Task details: Show all lines from the listing below that contain "icon".

Material:
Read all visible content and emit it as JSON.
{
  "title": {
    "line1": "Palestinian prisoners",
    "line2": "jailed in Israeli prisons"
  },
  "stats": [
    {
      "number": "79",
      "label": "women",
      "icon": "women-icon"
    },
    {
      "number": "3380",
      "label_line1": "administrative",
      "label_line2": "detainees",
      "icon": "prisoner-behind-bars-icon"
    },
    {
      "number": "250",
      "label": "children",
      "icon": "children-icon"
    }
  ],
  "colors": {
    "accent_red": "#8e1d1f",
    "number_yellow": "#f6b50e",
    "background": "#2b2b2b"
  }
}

Written solution:
      "icon": "women-icon"
      "icon": "prisoner-behind-bars-icon"
      "icon": "children-icon"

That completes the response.